-- begin Source text --

As data center infrastructures adapt to evolving workloads, parts of Ethernet can be found in scale-up approaches.
Artificial intelligence (AI) workloads are very different from those traditionally run inside of data centers, and while the current infrastructure can accommodate those needs, there is a constant demand for higher performance and better power efficiency.
It can take months to train a large language model, even with a huge number of processing elements. Typically this involves commandeering multiple servers within a rack, a process known as scale-up, with the intent that all the GPUs in the project work together as if they were a single GPU. “Everything’s trying to act as one compute engine, scaling up from tens to hundreds to a thousand GPUs,” said Rob Kruger, product management director at Synopsys.
When that’s insufficient, one must look outside the rack for further resources. That’s called scale-out. Ultra Accelerator Link (UALink), a new industry standard introduced this year, addresses scale-up, while Ultra Ethernet supports scale-out. But Ethernet has begun to compete for scale-up, as well. A new effort, called ESUN (for Ethernet Scale-Up Network), parallel to UALink, has been initiated by the Open Compute Project (OCP) based on contributions from Broadcom. It leverages more of Ethernet than UALink does, and although it’s not yet complete, it resembles Ultra Ethernet in many of the expected modifications to standard Ethernet. There’s also speculation that ESUN and Ultra Ethernet ultimately could merge.
“A lot of people are trying to take other industry interfaces and make them applicable to scale-up,” noted Peter Onufryk, president of the UALink Consortium.
These protocols have largely been inspired by Nvidia’s proprietary NVLink, creating three options, two of which are open. “You have UALink, you have ESUN, and you have what Nvidia is doing,” Kruger said.
UALink is the quasi-incumbent
Although it’s a new protocol, UALink is the first open protocol dedicated to AI scale-up. As a blank-sheet protocol, it’s generally described as clean and simple, which also lends it some performance benefits. UALink switches also can be simpler than typical network ones. “It’s much more like a PCI Express switch than it is a more complex switch, like something from Ethernet,” said Onufryk.
UALink 200 is based on the 200 Gbps Ethernet physical layer (PHY). The consortium recently released a version that can ride atop the PCIe Gen7 PHY at 128 Gbps.
For reliability, lane redundancy can be managed by using two-lane links, which is optional rather than mandatory. “Two lanes per link is probably going to be the most used setup,” said Kurtis Bowman, chairman of the UALink Consortium. “If you lose a link, you drop off in bandwidth. That could be routed to another port, but you could also use the 200 gigabit per second you’d have left for that link.”
A typical network setup also promotes reliability, with every accelerator connected to every switch. “The reason that you do that is to ensure that you have a very high bandwidth, a very low latency path, and essentially no congestion,” said Bowman. “Even if you had an entire switch fail, you’d be able to take advantage of it.”

-- end Source text --

**Given request A**. According to the article on AI scale-up networking, why is every accelerator connected to every switch in a typical UALink network setup? Answer in one to three sentences.
**Given request B**. Go on with the article on AI scale-up networking, starting right after its last sentence.

-- begin Records provided --

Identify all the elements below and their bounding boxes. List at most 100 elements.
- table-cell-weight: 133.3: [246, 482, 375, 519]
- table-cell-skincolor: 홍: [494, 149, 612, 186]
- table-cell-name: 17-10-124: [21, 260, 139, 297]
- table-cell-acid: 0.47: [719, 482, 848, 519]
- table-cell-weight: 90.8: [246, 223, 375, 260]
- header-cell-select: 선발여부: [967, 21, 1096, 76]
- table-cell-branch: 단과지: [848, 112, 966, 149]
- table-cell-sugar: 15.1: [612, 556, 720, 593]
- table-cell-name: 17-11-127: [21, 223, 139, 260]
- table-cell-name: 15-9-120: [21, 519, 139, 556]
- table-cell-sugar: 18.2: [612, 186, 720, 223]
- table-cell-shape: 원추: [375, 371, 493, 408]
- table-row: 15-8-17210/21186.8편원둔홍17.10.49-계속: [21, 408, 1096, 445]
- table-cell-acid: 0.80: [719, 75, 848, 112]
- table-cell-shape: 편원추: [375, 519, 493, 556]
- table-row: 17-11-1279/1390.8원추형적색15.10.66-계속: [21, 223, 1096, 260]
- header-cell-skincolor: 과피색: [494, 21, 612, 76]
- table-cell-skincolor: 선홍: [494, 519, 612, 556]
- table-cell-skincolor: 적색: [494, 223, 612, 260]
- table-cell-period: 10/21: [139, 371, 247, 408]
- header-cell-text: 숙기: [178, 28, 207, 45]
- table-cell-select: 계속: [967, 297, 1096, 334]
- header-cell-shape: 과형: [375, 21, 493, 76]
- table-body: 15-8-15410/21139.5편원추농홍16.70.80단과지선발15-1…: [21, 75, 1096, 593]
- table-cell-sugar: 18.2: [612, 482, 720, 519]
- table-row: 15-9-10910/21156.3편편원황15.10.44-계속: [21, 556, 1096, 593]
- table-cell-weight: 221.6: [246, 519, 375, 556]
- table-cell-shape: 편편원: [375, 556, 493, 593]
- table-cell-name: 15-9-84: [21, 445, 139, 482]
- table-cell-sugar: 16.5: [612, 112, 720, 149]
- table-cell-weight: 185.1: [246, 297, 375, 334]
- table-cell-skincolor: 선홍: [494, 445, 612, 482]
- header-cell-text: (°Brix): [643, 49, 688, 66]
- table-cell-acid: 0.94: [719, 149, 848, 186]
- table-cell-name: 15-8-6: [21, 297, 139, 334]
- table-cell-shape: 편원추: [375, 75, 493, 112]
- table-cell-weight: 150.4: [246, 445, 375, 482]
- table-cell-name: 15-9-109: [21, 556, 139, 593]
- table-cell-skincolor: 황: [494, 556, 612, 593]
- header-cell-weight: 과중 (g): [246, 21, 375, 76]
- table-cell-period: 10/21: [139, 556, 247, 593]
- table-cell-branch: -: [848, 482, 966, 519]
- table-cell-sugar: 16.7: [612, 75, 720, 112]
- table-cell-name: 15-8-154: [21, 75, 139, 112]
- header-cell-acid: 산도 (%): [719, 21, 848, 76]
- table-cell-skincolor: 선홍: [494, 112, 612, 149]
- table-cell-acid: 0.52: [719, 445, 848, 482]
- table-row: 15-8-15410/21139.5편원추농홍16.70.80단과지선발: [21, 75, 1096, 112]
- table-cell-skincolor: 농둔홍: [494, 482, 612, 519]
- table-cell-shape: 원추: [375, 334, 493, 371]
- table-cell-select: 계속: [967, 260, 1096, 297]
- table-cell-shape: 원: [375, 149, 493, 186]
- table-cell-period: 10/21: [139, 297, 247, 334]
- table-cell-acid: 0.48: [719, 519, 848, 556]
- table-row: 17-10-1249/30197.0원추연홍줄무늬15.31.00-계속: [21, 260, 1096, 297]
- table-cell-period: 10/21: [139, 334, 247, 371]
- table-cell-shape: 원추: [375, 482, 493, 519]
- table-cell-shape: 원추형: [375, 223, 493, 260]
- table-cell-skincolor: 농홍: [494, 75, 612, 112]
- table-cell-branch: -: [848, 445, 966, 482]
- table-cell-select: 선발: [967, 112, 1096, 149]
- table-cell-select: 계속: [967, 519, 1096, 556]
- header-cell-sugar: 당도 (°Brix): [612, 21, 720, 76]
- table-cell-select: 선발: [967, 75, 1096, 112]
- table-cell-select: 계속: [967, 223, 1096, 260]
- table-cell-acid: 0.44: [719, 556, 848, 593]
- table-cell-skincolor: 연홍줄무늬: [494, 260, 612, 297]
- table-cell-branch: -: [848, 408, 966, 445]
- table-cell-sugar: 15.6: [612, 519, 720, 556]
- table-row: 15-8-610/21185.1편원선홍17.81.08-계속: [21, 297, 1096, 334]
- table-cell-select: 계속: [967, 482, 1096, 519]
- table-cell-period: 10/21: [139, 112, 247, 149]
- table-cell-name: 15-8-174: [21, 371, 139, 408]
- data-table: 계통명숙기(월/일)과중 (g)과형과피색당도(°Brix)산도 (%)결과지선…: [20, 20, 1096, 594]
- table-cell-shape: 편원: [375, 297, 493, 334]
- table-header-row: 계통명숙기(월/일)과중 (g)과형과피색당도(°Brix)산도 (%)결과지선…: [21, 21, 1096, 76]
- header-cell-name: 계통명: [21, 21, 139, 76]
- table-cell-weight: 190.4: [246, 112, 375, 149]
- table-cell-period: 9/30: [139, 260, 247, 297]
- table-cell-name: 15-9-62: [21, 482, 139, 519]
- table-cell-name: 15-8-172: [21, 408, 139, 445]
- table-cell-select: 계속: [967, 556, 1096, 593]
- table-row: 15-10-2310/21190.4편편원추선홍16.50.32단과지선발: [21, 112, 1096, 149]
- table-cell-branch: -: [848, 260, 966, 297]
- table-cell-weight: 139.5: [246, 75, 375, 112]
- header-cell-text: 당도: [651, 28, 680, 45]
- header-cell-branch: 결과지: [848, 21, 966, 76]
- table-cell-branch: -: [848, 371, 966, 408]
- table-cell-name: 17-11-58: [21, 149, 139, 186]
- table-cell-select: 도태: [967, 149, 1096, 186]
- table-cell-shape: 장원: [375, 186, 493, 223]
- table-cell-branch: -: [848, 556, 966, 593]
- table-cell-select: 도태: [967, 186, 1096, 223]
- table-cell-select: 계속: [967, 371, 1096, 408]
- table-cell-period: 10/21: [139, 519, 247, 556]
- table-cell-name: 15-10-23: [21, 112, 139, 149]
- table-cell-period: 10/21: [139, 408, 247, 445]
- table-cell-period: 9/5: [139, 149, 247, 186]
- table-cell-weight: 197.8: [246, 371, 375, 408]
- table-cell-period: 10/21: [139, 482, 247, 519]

-- end Records provided --

**Written response A**. Kurtis Bowman says every accelerator is connected to every switch to ensure a very high-bandwidth, very low-latency path with essentially no congestion. He adds that this arrangement keeps the system usable even if an entire switch fails.

**Written response B**.
Some of UALink’s performance gains come from how it deals with packets. A typical network operation would take each transaction, wrap it as a packet, and send it through a switch to its designated destination. All that packetizing effort takes time, and with AI, these are typically small transactions.
Instead, UALink forms a 640-byte payload from individual 64-byte transactions. Each transaction includes a source ID and a destination ID, but lacks the long headers that would otherwise be necessary. Once the packet is full, it’s sent out to a switch, which pulls apart the transactions and sends them to their destinations.
It appears that packets and flits have predictable sizes (although there may be some confusion here). “UALink has 64-byte flits at the transaction layer and 640-byte flits at the data link layer,” said Bowman. “The transaction layer also supports half flits for short requests and responses. Full and half flits are the only sizes supported by the transaction layer.”
That means the first transaction in the packet will have slightly longer latency than the last packet, but the consortium says that average latency is lower than what Ethernet can provide by several hundred nanoseconds, although their data didn’t consider Broadcom’s lower latencies with ESUN.
“What you care about is your average latency, and your average latency would have been higher [had transactions been packetized one at a time],” said Onufryk.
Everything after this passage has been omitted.